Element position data
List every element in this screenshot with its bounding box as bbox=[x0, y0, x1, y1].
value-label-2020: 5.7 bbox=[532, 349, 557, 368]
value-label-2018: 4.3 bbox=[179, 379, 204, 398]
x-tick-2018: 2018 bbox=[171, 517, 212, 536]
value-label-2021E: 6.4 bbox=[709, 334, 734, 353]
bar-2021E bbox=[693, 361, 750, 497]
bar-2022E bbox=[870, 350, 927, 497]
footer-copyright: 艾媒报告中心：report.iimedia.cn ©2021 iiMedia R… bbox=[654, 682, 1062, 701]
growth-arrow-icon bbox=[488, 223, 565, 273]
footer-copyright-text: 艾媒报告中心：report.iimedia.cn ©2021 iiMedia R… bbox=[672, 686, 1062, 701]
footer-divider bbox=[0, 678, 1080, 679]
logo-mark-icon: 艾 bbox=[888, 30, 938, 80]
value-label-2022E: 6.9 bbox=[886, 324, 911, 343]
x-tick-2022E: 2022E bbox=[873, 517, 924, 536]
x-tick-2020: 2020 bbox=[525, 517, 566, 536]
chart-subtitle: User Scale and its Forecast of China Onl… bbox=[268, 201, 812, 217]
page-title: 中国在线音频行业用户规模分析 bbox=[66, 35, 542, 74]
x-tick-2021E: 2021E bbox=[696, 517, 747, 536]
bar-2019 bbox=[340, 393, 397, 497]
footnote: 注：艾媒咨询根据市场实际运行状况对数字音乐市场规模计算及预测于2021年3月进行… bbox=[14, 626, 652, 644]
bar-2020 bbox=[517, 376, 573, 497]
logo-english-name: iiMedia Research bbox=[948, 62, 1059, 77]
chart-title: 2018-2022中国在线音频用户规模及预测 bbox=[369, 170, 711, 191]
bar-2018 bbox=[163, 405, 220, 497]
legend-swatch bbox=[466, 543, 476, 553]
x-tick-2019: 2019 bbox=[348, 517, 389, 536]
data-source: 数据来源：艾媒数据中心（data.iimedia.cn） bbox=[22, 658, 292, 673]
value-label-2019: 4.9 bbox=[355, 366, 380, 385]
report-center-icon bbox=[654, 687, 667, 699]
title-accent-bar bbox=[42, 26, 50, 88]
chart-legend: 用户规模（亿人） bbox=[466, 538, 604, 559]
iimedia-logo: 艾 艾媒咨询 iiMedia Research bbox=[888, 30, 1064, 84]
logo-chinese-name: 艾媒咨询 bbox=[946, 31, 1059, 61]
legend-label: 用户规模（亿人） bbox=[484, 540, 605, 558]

TASK INSTRUCTIONS →
Reproduce all of the rows above word for word, in the same order.

OUTPUT FOR THIS EXERCISE →
List every element in this screenshot with its bounding box as bbox=[x0, y0, x1, y1].
value-label-2020: 5.7 bbox=[532, 349, 557, 368]
value-label-2018: 4.3 bbox=[179, 379, 204, 398]
x-tick-2018: 2018 bbox=[171, 517, 212, 536]
value-label-2021E: 6.4 bbox=[709, 334, 734, 353]
bar-2021E bbox=[693, 361, 750, 497]
bar-2022E bbox=[870, 350, 927, 497]
footer-copyright: 艾媒报告中心：report.iimedia.cn ©2021 iiMedia R… bbox=[654, 682, 1062, 701]
growth-arrow-icon bbox=[488, 223, 565, 273]
footer-copyright-text: 艾媒报告中心：report.iimedia.cn ©2021 iiMedia R… bbox=[672, 686, 1062, 701]
footer-divider bbox=[0, 678, 1080, 679]
logo-mark-icon: 艾 bbox=[888, 30, 938, 80]
value-label-2022E: 6.9 bbox=[886, 324, 911, 343]
x-tick-2022E: 2022E bbox=[873, 517, 924, 536]
x-tick-2020: 2020 bbox=[525, 517, 566, 536]
chart-subtitle: User Scale and its Forecast of China Onl… bbox=[268, 201, 812, 217]
page-title: 中国在线音频行业用户规模分析 bbox=[66, 35, 542, 74]
x-tick-2021E: 2021E bbox=[696, 517, 747, 536]
bar-2019 bbox=[340, 393, 397, 497]
footnote: 注：艾媒咨询根据市场实际运行状况对数字音乐市场规模计算及预测于2021年3月进行… bbox=[14, 626, 652, 644]
bar-2020 bbox=[517, 376, 573, 497]
logo-english-name: iiMedia Research bbox=[948, 62, 1059, 77]
chart-title: 2018-2022中国在线音频用户规模及预测 bbox=[369, 170, 711, 191]
bar-2018 bbox=[163, 405, 220, 497]
legend-swatch bbox=[466, 543, 476, 553]
x-tick-2019: 2019 bbox=[348, 517, 389, 536]
data-source: 数据来源：艾媒数据中心（data.iimedia.cn） bbox=[22, 658, 292, 673]
value-label-2019: 4.9 bbox=[355, 366, 380, 385]
report-center-icon bbox=[654, 687, 667, 699]
title-accent-bar bbox=[42, 26, 50, 88]
chart-legend: 用户规模（亿人） bbox=[466, 538, 604, 559]
iimedia-logo: 艾 艾媒咨询 iiMedia Research bbox=[888, 30, 1064, 84]
logo-chinese-name: 艾媒咨询 bbox=[946, 31, 1059, 61]
legend-label: 用户规模（亿人） bbox=[484, 540, 605, 558]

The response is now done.